Records for the task:
▬▬▬▬▬▬▬▬▬▬
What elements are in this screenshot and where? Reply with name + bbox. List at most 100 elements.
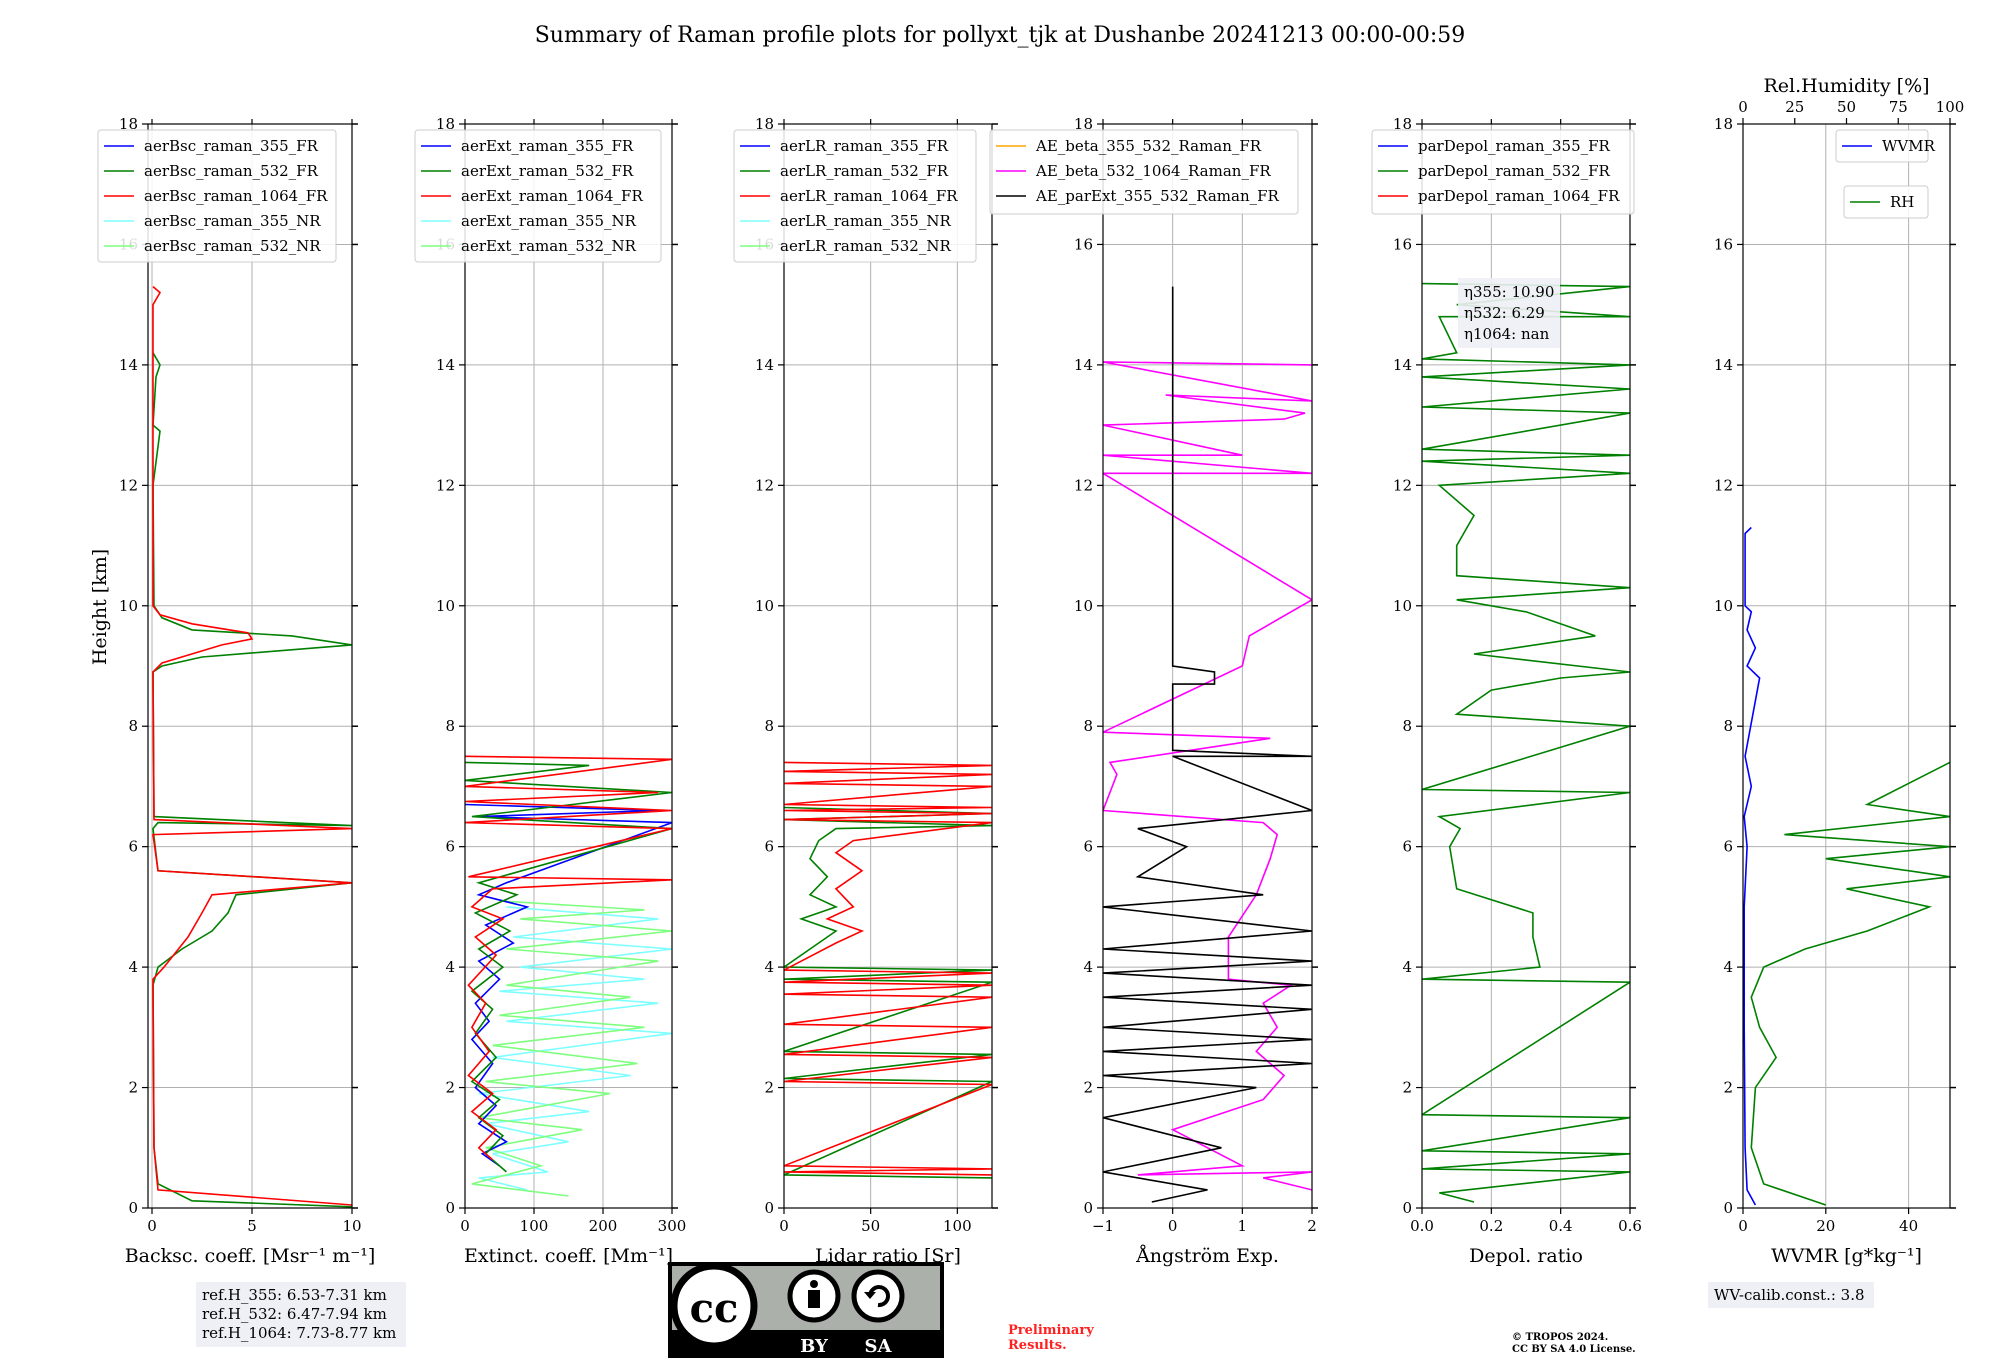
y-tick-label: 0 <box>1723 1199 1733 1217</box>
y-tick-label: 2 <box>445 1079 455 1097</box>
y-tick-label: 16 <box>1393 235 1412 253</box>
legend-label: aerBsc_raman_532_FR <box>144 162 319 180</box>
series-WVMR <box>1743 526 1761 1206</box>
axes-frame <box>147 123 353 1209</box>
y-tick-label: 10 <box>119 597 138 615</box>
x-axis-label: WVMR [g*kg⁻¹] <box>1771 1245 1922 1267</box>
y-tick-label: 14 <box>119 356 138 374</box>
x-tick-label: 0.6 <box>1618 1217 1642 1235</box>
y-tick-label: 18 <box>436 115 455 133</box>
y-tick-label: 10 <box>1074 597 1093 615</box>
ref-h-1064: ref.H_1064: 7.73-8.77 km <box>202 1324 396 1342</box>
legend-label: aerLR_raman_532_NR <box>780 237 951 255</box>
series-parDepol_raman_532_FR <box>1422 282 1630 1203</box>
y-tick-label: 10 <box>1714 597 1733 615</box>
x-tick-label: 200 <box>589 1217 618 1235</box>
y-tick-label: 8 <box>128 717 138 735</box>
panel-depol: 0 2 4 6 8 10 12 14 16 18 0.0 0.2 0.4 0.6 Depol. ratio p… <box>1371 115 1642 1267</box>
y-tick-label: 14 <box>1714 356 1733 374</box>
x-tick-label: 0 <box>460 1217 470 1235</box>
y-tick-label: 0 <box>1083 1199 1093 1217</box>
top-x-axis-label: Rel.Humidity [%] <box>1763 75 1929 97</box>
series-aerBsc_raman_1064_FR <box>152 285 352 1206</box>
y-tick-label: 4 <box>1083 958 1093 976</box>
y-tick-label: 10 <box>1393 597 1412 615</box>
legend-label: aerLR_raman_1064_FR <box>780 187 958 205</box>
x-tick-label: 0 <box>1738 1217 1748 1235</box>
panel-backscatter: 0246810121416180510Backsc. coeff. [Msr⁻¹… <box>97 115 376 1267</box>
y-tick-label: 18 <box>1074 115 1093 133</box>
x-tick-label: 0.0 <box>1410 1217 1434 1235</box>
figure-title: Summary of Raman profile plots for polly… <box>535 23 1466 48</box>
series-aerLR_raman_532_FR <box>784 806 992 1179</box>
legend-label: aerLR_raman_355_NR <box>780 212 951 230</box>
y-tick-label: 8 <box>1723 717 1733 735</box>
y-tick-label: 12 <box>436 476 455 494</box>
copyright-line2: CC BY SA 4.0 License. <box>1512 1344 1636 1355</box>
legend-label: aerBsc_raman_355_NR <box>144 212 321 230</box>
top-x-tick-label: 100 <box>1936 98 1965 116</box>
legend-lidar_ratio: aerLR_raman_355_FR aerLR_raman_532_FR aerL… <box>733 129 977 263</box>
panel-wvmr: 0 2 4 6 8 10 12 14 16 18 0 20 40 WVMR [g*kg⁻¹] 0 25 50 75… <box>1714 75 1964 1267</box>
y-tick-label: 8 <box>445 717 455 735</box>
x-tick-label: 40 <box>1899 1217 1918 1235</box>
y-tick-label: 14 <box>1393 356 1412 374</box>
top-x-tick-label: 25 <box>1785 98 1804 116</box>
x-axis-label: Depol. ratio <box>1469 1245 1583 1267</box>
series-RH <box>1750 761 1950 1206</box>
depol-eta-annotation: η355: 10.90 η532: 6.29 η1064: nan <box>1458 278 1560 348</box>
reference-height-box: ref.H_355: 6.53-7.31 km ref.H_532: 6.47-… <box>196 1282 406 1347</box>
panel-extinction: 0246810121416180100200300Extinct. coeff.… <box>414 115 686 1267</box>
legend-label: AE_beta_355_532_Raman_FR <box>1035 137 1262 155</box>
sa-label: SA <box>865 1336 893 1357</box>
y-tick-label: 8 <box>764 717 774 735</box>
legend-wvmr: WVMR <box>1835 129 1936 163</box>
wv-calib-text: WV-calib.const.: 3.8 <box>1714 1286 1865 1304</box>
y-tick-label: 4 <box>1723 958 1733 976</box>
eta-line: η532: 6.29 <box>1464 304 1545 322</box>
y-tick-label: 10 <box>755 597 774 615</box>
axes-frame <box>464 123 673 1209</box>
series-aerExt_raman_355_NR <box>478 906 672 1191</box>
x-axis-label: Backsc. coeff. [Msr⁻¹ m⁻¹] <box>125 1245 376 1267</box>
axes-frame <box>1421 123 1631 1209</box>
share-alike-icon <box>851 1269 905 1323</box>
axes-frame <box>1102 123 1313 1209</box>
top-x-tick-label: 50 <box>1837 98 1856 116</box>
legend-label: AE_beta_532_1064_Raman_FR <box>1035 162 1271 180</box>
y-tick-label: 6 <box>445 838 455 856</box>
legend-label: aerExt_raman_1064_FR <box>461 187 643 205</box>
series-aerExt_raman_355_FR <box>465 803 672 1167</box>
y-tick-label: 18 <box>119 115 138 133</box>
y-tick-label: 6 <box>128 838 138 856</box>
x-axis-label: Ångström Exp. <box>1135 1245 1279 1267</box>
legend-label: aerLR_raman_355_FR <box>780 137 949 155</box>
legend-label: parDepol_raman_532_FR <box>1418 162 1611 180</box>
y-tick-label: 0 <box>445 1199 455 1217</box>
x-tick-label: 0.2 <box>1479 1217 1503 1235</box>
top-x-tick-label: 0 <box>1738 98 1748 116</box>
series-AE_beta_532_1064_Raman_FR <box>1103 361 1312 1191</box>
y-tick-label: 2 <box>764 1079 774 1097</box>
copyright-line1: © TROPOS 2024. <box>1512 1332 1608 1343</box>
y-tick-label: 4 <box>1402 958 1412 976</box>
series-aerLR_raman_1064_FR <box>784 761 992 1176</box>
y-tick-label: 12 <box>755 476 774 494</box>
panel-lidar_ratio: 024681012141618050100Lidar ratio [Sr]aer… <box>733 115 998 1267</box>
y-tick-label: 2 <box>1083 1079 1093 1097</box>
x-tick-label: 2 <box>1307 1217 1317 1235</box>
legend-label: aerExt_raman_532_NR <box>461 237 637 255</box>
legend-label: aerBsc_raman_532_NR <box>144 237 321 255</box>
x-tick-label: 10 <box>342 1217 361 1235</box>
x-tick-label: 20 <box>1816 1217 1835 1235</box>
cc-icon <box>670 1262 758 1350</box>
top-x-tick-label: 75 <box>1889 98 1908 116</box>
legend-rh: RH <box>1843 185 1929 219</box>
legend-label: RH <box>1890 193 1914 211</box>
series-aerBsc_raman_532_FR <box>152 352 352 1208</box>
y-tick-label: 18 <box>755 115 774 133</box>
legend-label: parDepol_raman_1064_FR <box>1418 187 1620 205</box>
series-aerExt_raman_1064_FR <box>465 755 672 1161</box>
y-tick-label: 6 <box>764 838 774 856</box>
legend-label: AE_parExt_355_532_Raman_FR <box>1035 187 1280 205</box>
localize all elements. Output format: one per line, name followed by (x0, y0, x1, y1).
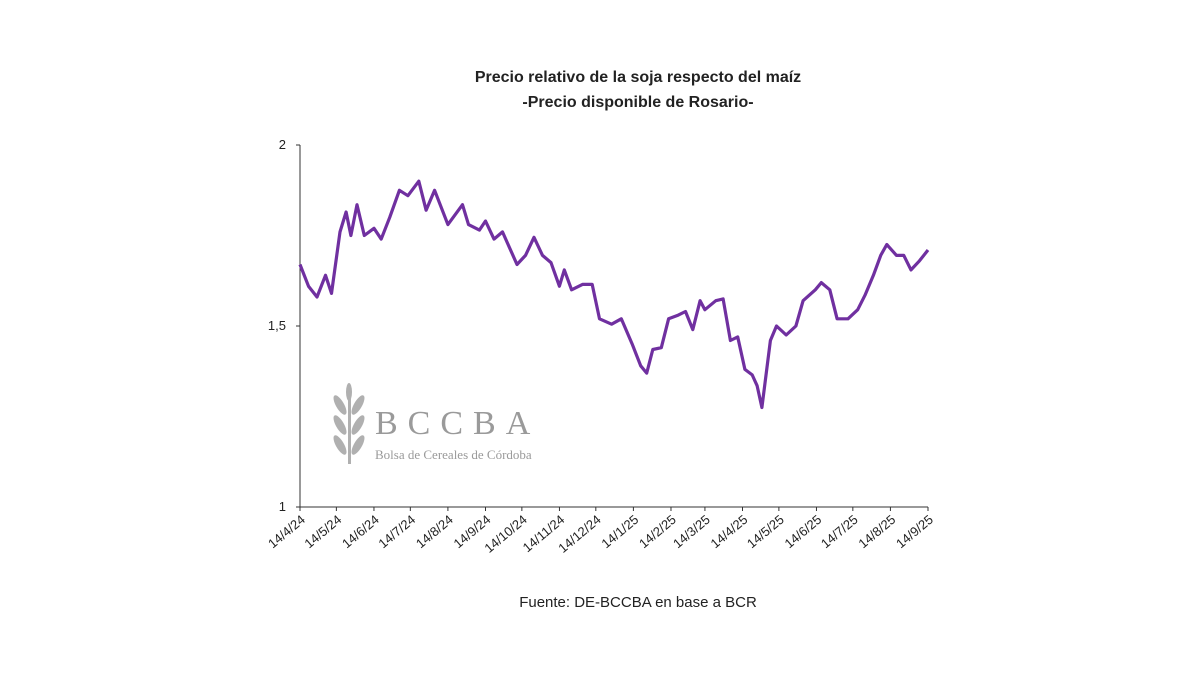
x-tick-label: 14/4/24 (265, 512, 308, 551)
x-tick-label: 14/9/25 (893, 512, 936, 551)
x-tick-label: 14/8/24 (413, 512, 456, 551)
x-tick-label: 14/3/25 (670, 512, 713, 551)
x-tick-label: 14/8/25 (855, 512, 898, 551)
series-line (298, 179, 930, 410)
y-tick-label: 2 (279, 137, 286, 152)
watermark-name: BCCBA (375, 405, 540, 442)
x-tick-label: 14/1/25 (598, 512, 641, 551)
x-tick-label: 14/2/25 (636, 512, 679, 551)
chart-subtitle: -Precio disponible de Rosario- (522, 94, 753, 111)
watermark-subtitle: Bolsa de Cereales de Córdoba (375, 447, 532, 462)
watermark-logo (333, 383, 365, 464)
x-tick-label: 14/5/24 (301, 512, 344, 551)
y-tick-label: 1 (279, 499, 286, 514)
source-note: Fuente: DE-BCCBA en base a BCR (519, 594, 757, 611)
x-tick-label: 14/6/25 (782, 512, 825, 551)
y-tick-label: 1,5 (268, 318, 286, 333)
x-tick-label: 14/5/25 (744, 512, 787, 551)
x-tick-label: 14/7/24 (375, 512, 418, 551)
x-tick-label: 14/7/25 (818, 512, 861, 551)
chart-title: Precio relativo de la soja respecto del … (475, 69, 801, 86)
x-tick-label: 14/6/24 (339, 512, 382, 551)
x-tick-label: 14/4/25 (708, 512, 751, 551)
▬▬▬▬▬▬▬▬▬▬
What the task asks: Reproduce the entries line for line, beginning at the line that contains "x-tick-label: 14/4/24 (265, 512, 308, 551)" and stopping after the final line of the entries.

Reply:
x-tick-label: 14/4/24 (265, 512, 308, 551)
x-tick-label: 14/9/25 (893, 512, 936, 551)
x-tick-label: 14/8/24 (413, 512, 456, 551)
x-tick-label: 14/3/25 (670, 512, 713, 551)
x-tick-label: 14/8/25 (855, 512, 898, 551)
series-line (298, 179, 930, 410)
y-tick-label: 2 (279, 137, 286, 152)
watermark-name: BCCBA (375, 405, 540, 442)
x-tick-label: 14/1/25 (598, 512, 641, 551)
x-tick-label: 14/2/25 (636, 512, 679, 551)
chart-subtitle: -Precio disponible de Rosario- (522, 94, 753, 111)
watermark-subtitle: Bolsa de Cereales de Córdoba (375, 447, 532, 462)
watermark-logo (333, 383, 365, 464)
x-tick-label: 14/5/24 (301, 512, 344, 551)
y-tick-label: 1 (279, 499, 286, 514)
source-note: Fuente: DE-BCCBA en base a BCR (519, 594, 757, 611)
x-tick-label: 14/6/25 (782, 512, 825, 551)
y-tick-label: 1,5 (268, 318, 286, 333)
x-tick-label: 14/5/25 (744, 512, 787, 551)
x-tick-label: 14/7/24 (375, 512, 418, 551)
x-tick-label: 14/7/25 (818, 512, 861, 551)
chart-title: Precio relativo de la soja respecto del … (475, 69, 801, 86)
x-tick-label: 14/6/24 (339, 512, 382, 551)
x-tick-label: 14/4/25 (708, 512, 751, 551)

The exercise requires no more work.